__Set task__
Write the data out again exactly, dropping any images it holds.

=-=-=

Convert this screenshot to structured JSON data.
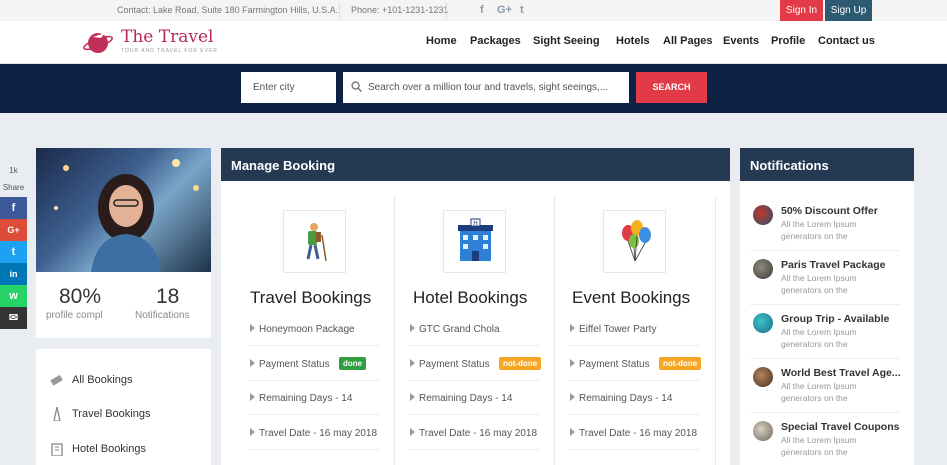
{
  "topbar": {
    "contact": "Contact: Lake Road, Suite 180 Farmington Hills, U.S.A.",
    "phone": "Phone: +101-1231-1231",
    "social": [
      "f",
      "G+",
      "t"
    ],
    "signin": "Sign In",
    "signup": "Sign Up"
  },
  "header": {
    "logo_title": "The Travel",
    "logo_sub": "TOUR AND TRAVEL FOR EVER",
    "nav": [
      "Home",
      "Packages",
      "Sight Seeing",
      "Hotels",
      "All Pages",
      "Events",
      "Profile",
      "Contact us"
    ]
  },
  "search": {
    "city_placeholder": "Enter city",
    "query_placeholder": "Search over a million tour and travels, sight seeings,...",
    "button": "SEARCH"
  },
  "share": {
    "count": "1k",
    "label": "Share",
    "buttons": [
      "f",
      "G+",
      "t",
      "in",
      "w",
      "✉"
    ]
  },
  "profile": {
    "percent": "80%",
    "percent_label": "profile compl",
    "notifications": "18",
    "notifications_label": "Notifications"
  },
  "left_menu": [
    "All Bookings",
    "Travel Bookings",
    "Hotel Bookings"
  ],
  "manage_booking": {
    "title": "Manage Booking",
    "columns": [
      {
        "title": "Travel Bookings",
        "rows": [
          "Honeymoon Package",
          "Payment Status",
          "Remaining Days - 14",
          "Travel Date - 16 may 2018"
        ],
        "status": "done"
      },
      {
        "title": "Hotel Bookings",
        "rows": [
          "GTC Grand Chola",
          "Payment Status",
          "Remaining Days - 14",
          "Travel Date - 16 may 2018"
        ],
        "status": "not-done"
      },
      {
        "title": "Event Bookings",
        "rows": [
          "Eiffel Tower Party",
          "Payment Status",
          "Remaining Days - 14",
          "Travel Date - 16 may 2018"
        ],
        "status": "not-done"
      }
    ]
  },
  "notifications": {
    "title": "Notifications",
    "items": [
      {
        "title": "50% Discount Offer",
        "sub": "All the Lorem Ipsum generators on the"
      },
      {
        "title": "Paris Travel Package",
        "sub": "All the Lorem Ipsum generators on the"
      },
      {
        "title": "Group Trip - Available",
        "sub": "All the Lorem Ipsum generators on the"
      },
      {
        "title": "World Best Travel Age...",
        "sub": "All the Lorem Ipsum generators on the"
      },
      {
        "title": "Special Travel Coupons",
        "sub": "All the Lorem Ipsum generators on the"
      }
    ]
  },
  "colors": {
    "accent": "#e23a47",
    "navy": "#0e2145",
    "panel_head": "#253a52",
    "done": "#2e9e3e",
    "not_done": "#f5a623"
  }
}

=-=-=

__Written answer__
Convert this screenshot to structured JSON data.
{
  "topbar": {
    "contact": "Contact: Lake Road, Suite 180 Farmington Hills, U.S.A.",
    "phone": "Phone: +101-1231-1231",
    "social": [
      "f",
      "G+",
      "t"
    ],
    "signin": "Sign In",
    "signup": "Sign Up"
  },
  "header": {
    "logo_title": "The Travel",
    "logo_sub": "TOUR AND TRAVEL FOR EVER",
    "nav": [
      "Home",
      "Packages",
      "Sight Seeing",
      "Hotels",
      "All Pages",
      "Events",
      "Profile",
      "Contact us"
    ]
  },
  "search": {
    "city_placeholder": "Enter city",
    "query_placeholder": "Search over a million tour and travels, sight seeings,...",
    "button": "SEARCH"
  },
  "share": {
    "count": "1k",
    "label": "Share",
    "buttons": [
      "f",
      "G+",
      "t",
      "in",
      "w",
      "✉"
    ]
  },
  "profile": {
    "percent": "80%",
    "percent_label": "profile compl",
    "notifications": "18",
    "notifications_label": "Notifications"
  },
  "left_menu": [
    "All Bookings",
    "Travel Bookings",
    "Hotel Bookings"
  ],
  "manage_booking": {
    "title": "Manage Booking",
    "columns": [
      {
        "title": "Travel Bookings",
        "rows": [
          "Honeymoon Package",
          "Payment Status",
          "Remaining Days - 14",
          "Travel Date - 16 may 2018"
        ],
        "status": "done"
      },
      {
        "title": "Hotel Bookings",
        "rows": [
          "GTC Grand Chola",
          "Payment Status",
          "Remaining Days - 14",
          "Travel Date - 16 may 2018"
        ],
        "status": "not-done"
      },
      {
        "title": "Event Bookings",
        "rows": [
          "Eiffel Tower Party",
          "Payment Status",
          "Remaining Days - 14",
          "Travel Date - 16 may 2018"
        ],
        "status": "not-done"
      }
    ]
  },
  "notifications": {
    "title": "Notifications",
    "items": [
      {
        "title": "50% Discount Offer",
        "sub": "All the Lorem Ipsum generators on the"
      },
      {
        "title": "Paris Travel Package",
        "sub": "All the Lorem Ipsum generators on the"
      },
      {
        "title": "Group Trip - Available",
        "sub": "All the Lorem Ipsum generators on the"
      },
      {
        "title": "World Best Travel Age...",
        "sub": "All the Lorem Ipsum generators on the"
      },
      {
        "title": "Special Travel Coupons",
        "sub": "All the Lorem Ipsum generators on the"
      }
    ]
  },
  "colors": {
    "accent": "#e23a47",
    "navy": "#0e2145",
    "panel_head": "#253a52",
    "done": "#2e9e3e",
    "not_done": "#f5a623"
  }
}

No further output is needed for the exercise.